It's odd that I've chosen to write about a book that only mentions Louisiana in passing,
that mostly takes place in the delta country around Greenville in northwest Mississippi,
but the entire Mississippi Delta shares strands of a common culture, and this book and
its author are closely tied to other books I've reviewed for this thread. This is the
autobiography of William Alexander Percy, uncle of Walker Percy -- and after his father's
suicide, his adoptive parent -- and the son of LeRoy Percy, whose legacy is chronicled
in detail in Rising Tide. His recollections paint a revealing portrait of the Southern
aristocrat who embodies the contradictions of the Old South: its dignity and intellectual
prosperity, its warped and antiquated ideologies, a worldview that is beautiful and
repugnant and all but forgotten.

- DATASET EXCERPT

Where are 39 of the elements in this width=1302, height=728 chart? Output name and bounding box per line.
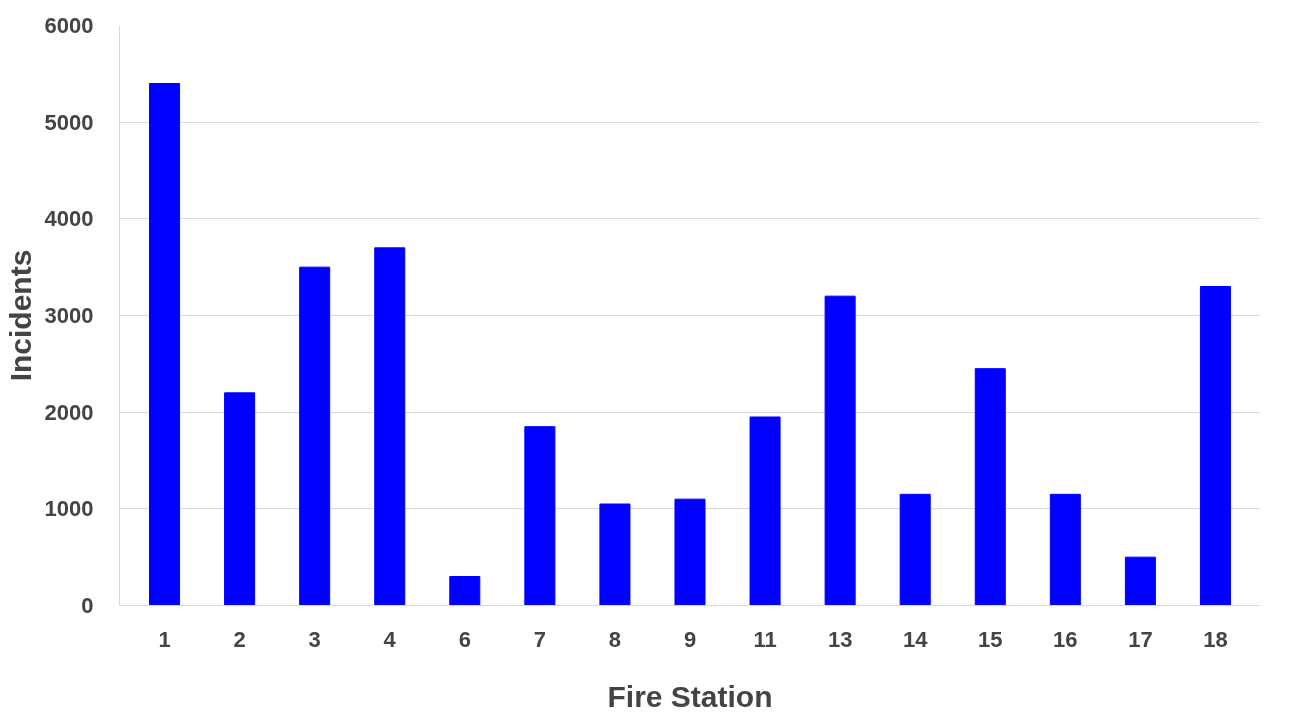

- JOB
From the review of William Alexander Percy's autobiography, pull out the passage from "It's odd that" to "all but forgotten.", copied word for word.

- SOLUTION TO THIS PROBLEM
It's odd that I've chosen to write about a book that only mentions Louisiana in passing,
that mostly takes place in the delta country around Greenville in northwest Mississippi,
but the entire Mississippi Delta shares strands of a common culture, and this book and
its author are closely tied to other books I've reviewed for this thread. This is the
autobiography of William Alexander Percy, uncle of Walker Percy -- and after his father's
suicide, his adoptive parent -- and the son of LeRoy Percy, whose legacy is chronicled
in detail in Rising Tide. His recollections paint a revealing portrait of the Southern
aristocrat who embodies the contradictions of the Old South: its dignity and intellectual
prosperity, its warped and antiquated ideologies, a worldview that is beautiful and
repugnant and all but forgotten.